In your copy, include every line of the listing below exactly but none of the pictures.

→ **Data to process**:
—————

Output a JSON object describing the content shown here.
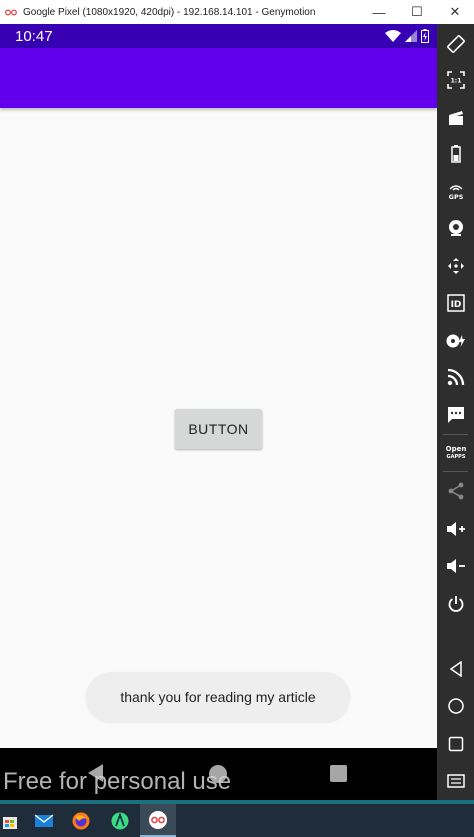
{
  "window": {
    "title": "Google Pixel (1080x1920, 420dpi) - 192.168.14.101 - Genymotion",
    "controls": {
      "minimize": "—",
      "maximize": "☐",
      "close": "✕"
    }
  },
  "statusbar": {
    "time": "10:47",
    "icons": [
      "wifi-icon",
      "signal-icon",
      "battery-icon"
    ]
  },
  "colors": {
    "status_bar": "#3700b3",
    "app_bar": "#6200ee",
    "background": "#fafafa",
    "button": "#d6d7d7",
    "toast": "#eeeeee",
    "sidebar": "#2e2e2e",
    "taskbar": "#1f2d3a"
  },
  "main": {
    "button_label": "BUTTON",
    "toast_text": "thank you for reading my article"
  },
  "navbar": {
    "icons": [
      "back-icon",
      "home-icon",
      "recents-icon"
    ]
  },
  "watermark": "Free for personal use",
  "sidebar": {
    "tools": [
      {
        "name": "rotate-icon"
      },
      {
        "name": "pixel-perfect-icon",
        "label": "1:1"
      },
      {
        "name": "screencast-icon"
      },
      {
        "name": "battery-tool-icon"
      },
      {
        "name": "gps-icon",
        "label": "GPS"
      },
      {
        "name": "webcam-icon"
      },
      {
        "name": "remote-control-icon"
      },
      {
        "name": "device-id-icon",
        "label": "ID"
      },
      {
        "name": "disk-io-icon"
      },
      {
        "name": "network-icon"
      },
      {
        "name": "sms-icon"
      },
      {
        "name": "open-gapps-icon",
        "label": "Open GAPPS"
      },
      {
        "name": "share-icon"
      },
      {
        "name": "volume-up-icon"
      },
      {
        "name": "volume-down-icon"
      },
      {
        "name": "power-icon"
      },
      {
        "name": "back-tool-icon"
      },
      {
        "name": "home-tool-icon"
      },
      {
        "name": "recents-tool-icon"
      },
      {
        "name": "menu-tool-icon"
      }
    ]
  },
  "taskbar": {
    "items": [
      "store-icon",
      "mail-icon",
      "firefox-icon",
      "android-studio-icon",
      "genymotion-icon"
    ]
  }
}
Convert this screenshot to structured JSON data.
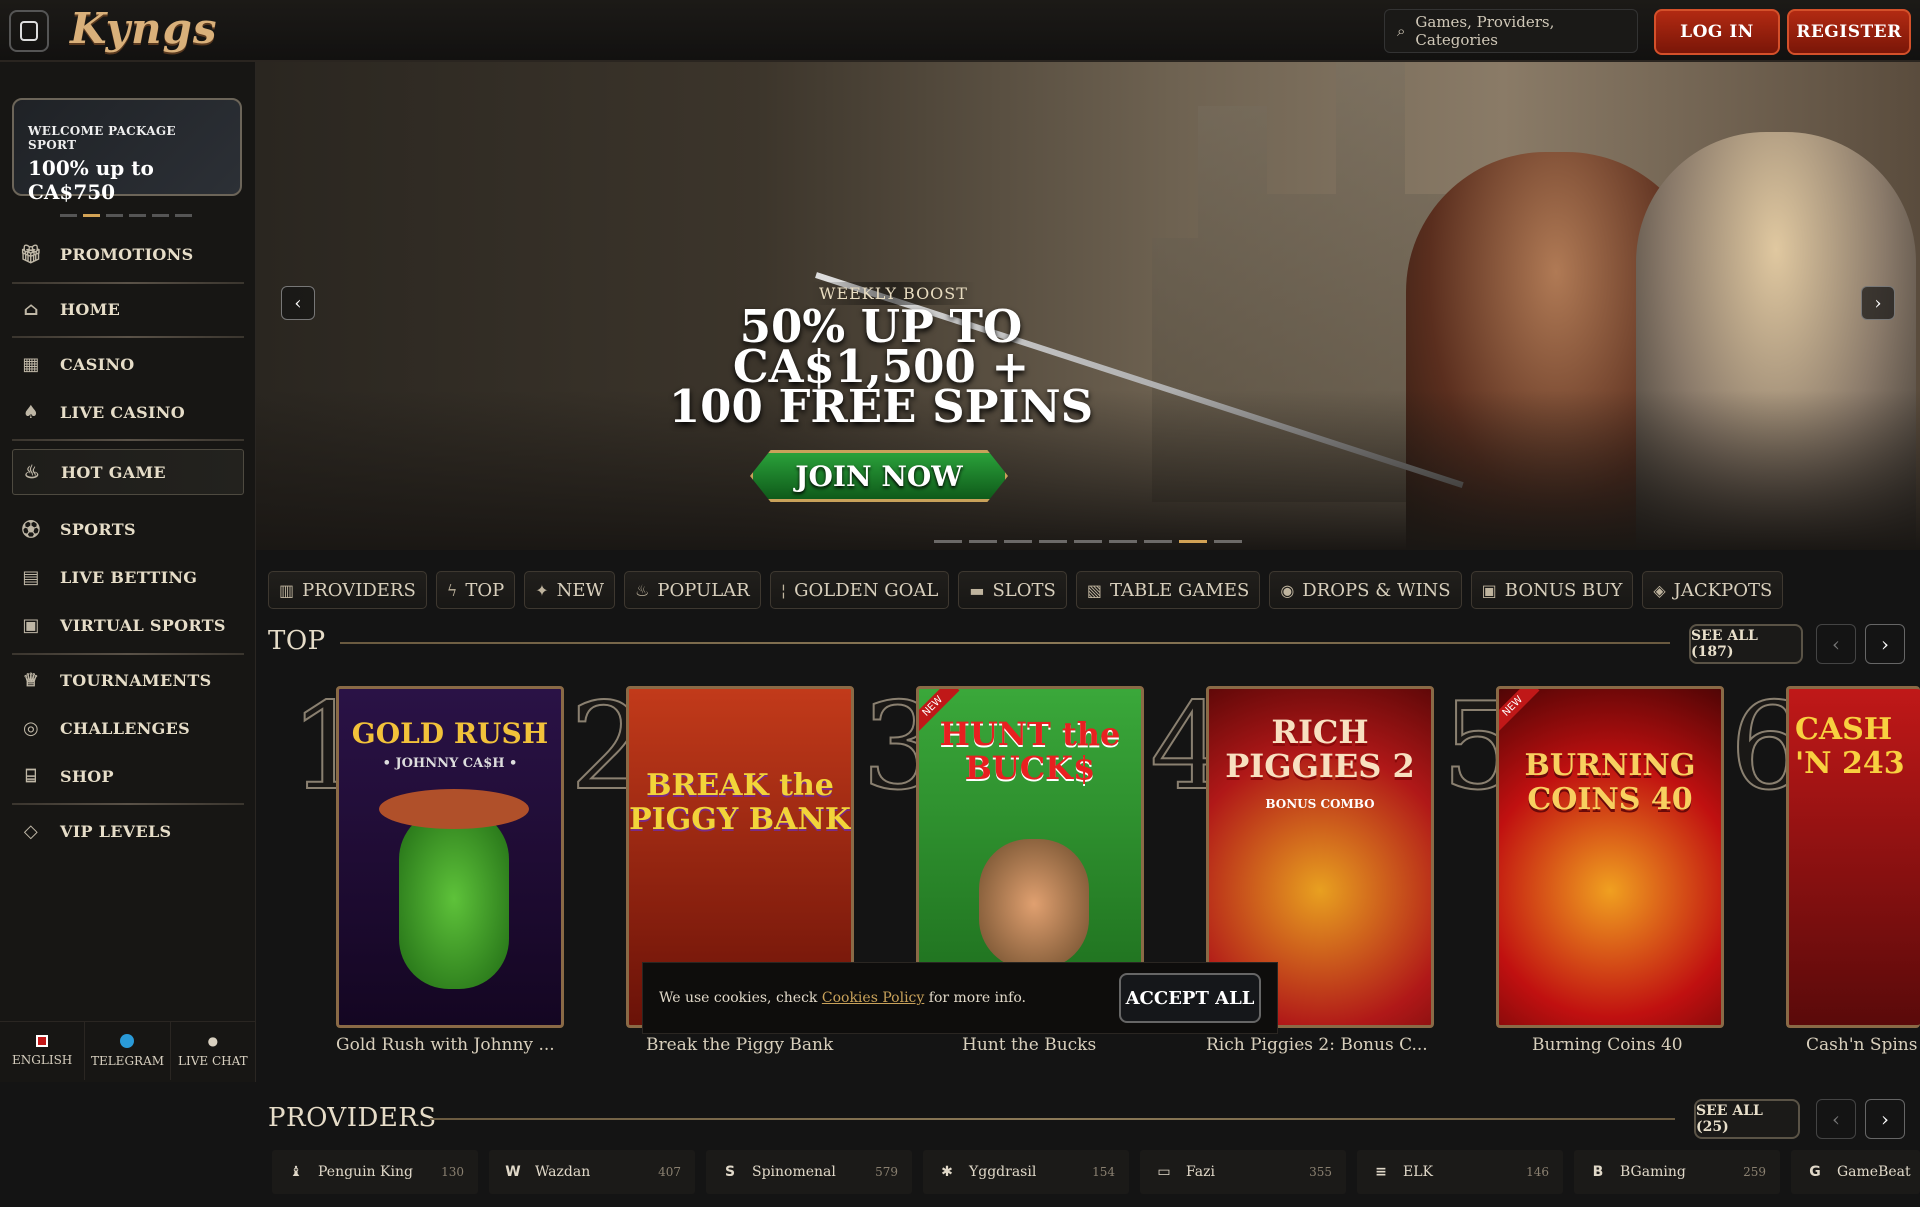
{
  "header": {
    "logo_text": "Kyngs",
    "search_placeholder": "Games, Providers, Categories",
    "login_label": "LOG IN",
    "register_label": "REGISTER"
  },
  "sidebar": {
    "welcome_small": "WELCOME PACKAGE SPORT",
    "welcome_big": "100% up to CA$750",
    "items": [
      {
        "label": "PROMOTIONS",
        "icon": "gift-icon"
      },
      {
        "label": "HOME",
        "icon": "home-icon"
      },
      {
        "label": "CASINO",
        "icon": "casino-icon"
      },
      {
        "label": "LIVE CASINO",
        "icon": "cards-icon"
      },
      {
        "label": "HOT GAME",
        "icon": "flame-icon"
      },
      {
        "label": "SPORTS",
        "icon": "ball-icon"
      },
      {
        "label": "LIVE BETTING",
        "icon": "live-icon"
      },
      {
        "label": "VIRTUAL SPORTS",
        "icon": "virtual-icon"
      },
      {
        "label": "TOURNAMENTS",
        "icon": "trophy-icon"
      },
      {
        "label": "CHALLENGES",
        "icon": "target-icon"
      },
      {
        "label": "SHOP",
        "icon": "shop-icon"
      },
      {
        "label": "VIP LEVELS",
        "icon": "diamond-icon"
      }
    ],
    "footer": {
      "english": "ENGLISH",
      "telegram": "TELEGRAM",
      "live_chat": "LIVE CHAT"
    }
  },
  "hero": {
    "tag": "WEEKLY BOOST",
    "title_line1": "50% UP TO CA$1,500 +",
    "title_line2": "100 FREE SPINS",
    "cta": "JOIN NOW"
  },
  "categories": [
    {
      "label": "PROVIDERS",
      "icon": "book-icon"
    },
    {
      "label": "TOP",
      "icon": "bolt-icon"
    },
    {
      "label": "NEW",
      "icon": "star-icon"
    },
    {
      "label": "POPULAR",
      "icon": "flame-icon"
    },
    {
      "label": "GOLDEN GOAL",
      "icon": "torch-icon"
    },
    {
      "label": "SLOTS",
      "icon": "slots-icon"
    },
    {
      "label": "TABLE GAMES",
      "icon": "table-icon"
    },
    {
      "label": "DROPS & WINS",
      "icon": "drops-icon"
    },
    {
      "label": "BONUS BUY",
      "icon": "gift-icon"
    },
    {
      "label": "JACKPOTS",
      "icon": "jackpot-icon"
    }
  ],
  "top": {
    "title": "TOP",
    "see_all": "SEE ALL (187)",
    "games": [
      {
        "rank": "1",
        "name": "Gold Rush with Johnny ...",
        "art_title": "GOLD RUSH",
        "art_sub": "• JOHNNY CA$H •",
        "new": false
      },
      {
        "rank": "2",
        "name": "Break the Piggy Bank",
        "art_title": "BREAK the PIGGY BANK",
        "art_sub": "",
        "new": false
      },
      {
        "rank": "3",
        "name": "Hunt the Bucks",
        "art_title": "HUNT the BUCK$",
        "art_sub": "",
        "new": true
      },
      {
        "rank": "4",
        "name": "Rich Piggies 2: Bonus C...",
        "art_title": "RICH PIGGIES 2",
        "art_sub": "BONUS COMBO",
        "new": false
      },
      {
        "rank": "5",
        "name": "Burning Coins 40",
        "art_title": "BURNING COINS 40",
        "art_sub": "",
        "new": true
      },
      {
        "rank": "6",
        "name": "Cash'n Spins",
        "art_title": "CASH 'N 243",
        "art_sub": "",
        "new": false
      }
    ],
    "new_badge": "NEW"
  },
  "cookie": {
    "text_before": "We use cookies, check ",
    "link": "Cookies Policy",
    "text_after": " for more info.",
    "accept": "ACCEPT ALL"
  },
  "providers": {
    "title": "PROVIDERS",
    "see_all": "SEE ALL (25)",
    "items": [
      {
        "name": "Penguin King",
        "count": "130"
      },
      {
        "name": "Wazdan",
        "count": "407"
      },
      {
        "name": "Spinomenal",
        "count": "579"
      },
      {
        "name": "Yggdrasil",
        "count": "154"
      },
      {
        "name": "Fazi",
        "count": "355"
      },
      {
        "name": "ELK",
        "count": "146"
      },
      {
        "name": "BGaming",
        "count": "259"
      },
      {
        "name": "GameBeat",
        "count": ""
      }
    ]
  },
  "colors": {
    "accent_gold": "#d2a255",
    "register_red": "#b22a12",
    "cta_green": "#2aa13a"
  }
}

—————

→ **Completed exercise**:
Output a JSON object describing the content shown here.
{
  "window": {
    "title": "Google Pixel (1080x1920, 420dpi) - 192.168.14.101 - Genymotion",
    "controls": {
      "minimize": "—",
      "maximize": "☐",
      "close": "✕"
    }
  },
  "statusbar": {
    "time": "10:47",
    "icons": [
      "wifi-icon",
      "signal-icon",
      "battery-icon"
    ]
  },
  "colors": {
    "status_bar": "#3700b3",
    "app_bar": "#6200ee",
    "background": "#fafafa",
    "button": "#d6d7d7",
    "toast": "#eeeeee",
    "sidebar": "#2e2e2e",
    "taskbar": "#1f2d3a"
  },
  "main": {
    "button_label": "BUTTON",
    "toast_text": "thank you for reading my article"
  },
  "navbar": {
    "icons": [
      "back-icon",
      "home-icon",
      "recents-icon"
    ]
  },
  "watermark": "Free for personal use",
  "sidebar": {
    "tools": [
      {
        "name": "rotate-icon"
      },
      {
        "name": "pixel-perfect-icon",
        "label": "1:1"
      },
      {
        "name": "screencast-icon"
      },
      {
        "name": "battery-tool-icon"
      },
      {
        "name": "gps-icon",
        "label": "GPS"
      },
      {
        "name": "webcam-icon"
      },
      {
        "name": "remote-control-icon"
      },
      {
        "name": "device-id-icon",
        "label": "ID"
      },
      {
        "name": "disk-io-icon"
      },
      {
        "name": "network-icon"
      },
      {
        "name": "sms-icon"
      },
      {
        "name": "open-gapps-icon",
        "label": "Open GAPPS"
      },
      {
        "name": "share-icon"
      },
      {
        "name": "volume-up-icon"
      },
      {
        "name": "volume-down-icon"
      },
      {
        "name": "power-icon"
      },
      {
        "name": "back-tool-icon"
      },
      {
        "name": "home-tool-icon"
      },
      {
        "name": "recents-tool-icon"
      },
      {
        "name": "menu-tool-icon"
      }
    ]
  },
  "taskbar": {
    "items": [
      "store-icon",
      "mail-icon",
      "firefox-icon",
      "android-studio-icon",
      "genymotion-icon"
    ]
  }
}
Convert this screenshot to structured JSON data.
{
  "header": {
    "logo_text": "Kyngs",
    "search_placeholder": "Games, Providers, Categories",
    "login_label": "LOG IN",
    "register_label": "REGISTER"
  },
  "sidebar": {
    "welcome_small": "WELCOME PACKAGE SPORT",
    "welcome_big": "100% up to CA$750",
    "items": [
      {
        "label": "PROMOTIONS",
        "icon": "gift-icon"
      },
      {
        "label": "HOME",
        "icon": "home-icon"
      },
      {
        "label": "CASINO",
        "icon": "casino-icon"
      },
      {
        "label": "LIVE CASINO",
        "icon": "cards-icon"
      },
      {
        "label": "HOT GAME",
        "icon": "flame-icon"
      },
      {
        "label": "SPORTS",
        "icon": "ball-icon"
      },
      {
        "label": "LIVE BETTING",
        "icon": "live-icon"
      },
      {
        "label": "VIRTUAL SPORTS",
        "icon": "virtual-icon"
      },
      {
        "label": "TOURNAMENTS",
        "icon": "trophy-icon"
      },
      {
        "label": "CHALLENGES",
        "icon": "target-icon"
      },
      {
        "label": "SHOP",
        "icon": "shop-icon"
      },
      {
        "label": "VIP LEVELS",
        "icon": "diamond-icon"
      }
    ],
    "footer": {
      "english": "ENGLISH",
      "telegram": "TELEGRAM",
      "live_chat": "LIVE CHAT"
    }
  },
  "hero": {
    "tag": "WEEKLY BOOST",
    "title_line1": "50% UP TO CA$1,500 +",
    "title_line2": "100 FREE SPINS",
    "cta": "JOIN NOW"
  },
  "categories": [
    {
      "label": "PROVIDERS",
      "icon": "book-icon"
    },
    {
      "label": "TOP",
      "icon": "bolt-icon"
    },
    {
      "label": "NEW",
      "icon": "star-icon"
    },
    {
      "label": "POPULAR",
      "icon": "flame-icon"
    },
    {
      "label": "GOLDEN GOAL",
      "icon": "torch-icon"
    },
    {
      "label": "SLOTS",
      "icon": "slots-icon"
    },
    {
      "label": "TABLE GAMES",
      "icon": "table-icon"
    },
    {
      "label": "DROPS & WINS",
      "icon": "drops-icon"
    },
    {
      "label": "BONUS BUY",
      "icon": "gift-icon"
    },
    {
      "label": "JACKPOTS",
      "icon": "jackpot-icon"
    }
  ],
  "top": {
    "title": "TOP",
    "see_all": "SEE ALL (187)",
    "games": [
      {
        "rank": "1",
        "name": "Gold Rush with Johnny ...",
        "art_title": "GOLD RUSH",
        "art_sub": "• JOHNNY CA$H •",
        "new": false
      },
      {
        "rank": "2",
        "name": "Break the Piggy Bank",
        "art_title": "BREAK the PIGGY BANK",
        "art_sub": "",
        "new": false
      },
      {
        "rank": "3",
        "name": "Hunt the Bucks",
        "art_title": "HUNT the BUCK$",
        "art_sub": "",
        "new": true
      },
      {
        "rank": "4",
        "name": "Rich Piggies 2: Bonus C...",
        "art_title": "RICH PIGGIES 2",
        "art_sub": "BONUS COMBO",
        "new": false
      },
      {
        "rank": "5",
        "name": "Burning Coins 40",
        "art_title": "BURNING COINS 40",
        "art_sub": "",
        "new": true
      },
      {
        "rank": "6",
        "name": "Cash'n Spins",
        "art_title": "CASH 'N 243",
        "art_sub": "",
        "new": false
      }
    ],
    "new_badge": "NEW"
  },
  "cookie": {
    "text_before": "We use cookies, check ",
    "link": "Cookies Policy",
    "text_after": " for more info.",
    "accept": "ACCEPT ALL"
  },
  "providers": {
    "title": "PROVIDERS",
    "see_all": "SEE ALL (25)",
    "items": [
      {
        "name": "Penguin King",
        "count": "130"
      },
      {
        "name": "Wazdan",
        "count": "407"
      },
      {
        "name": "Spinomenal",
        "count": "579"
      },
      {
        "name": "Yggdrasil",
        "count": "154"
      },
      {
        "name": "Fazi",
        "count": "355"
      },
      {
        "name": "ELK",
        "count": "146"
      },
      {
        "name": "BGaming",
        "count": "259"
      },
      {
        "name": "GameBeat",
        "count": ""
      }
    ]
  },
  "colors": {
    "accent_gold": "#d2a255",
    "register_red": "#b22a12",
    "cta_green": "#2aa13a"
  }
}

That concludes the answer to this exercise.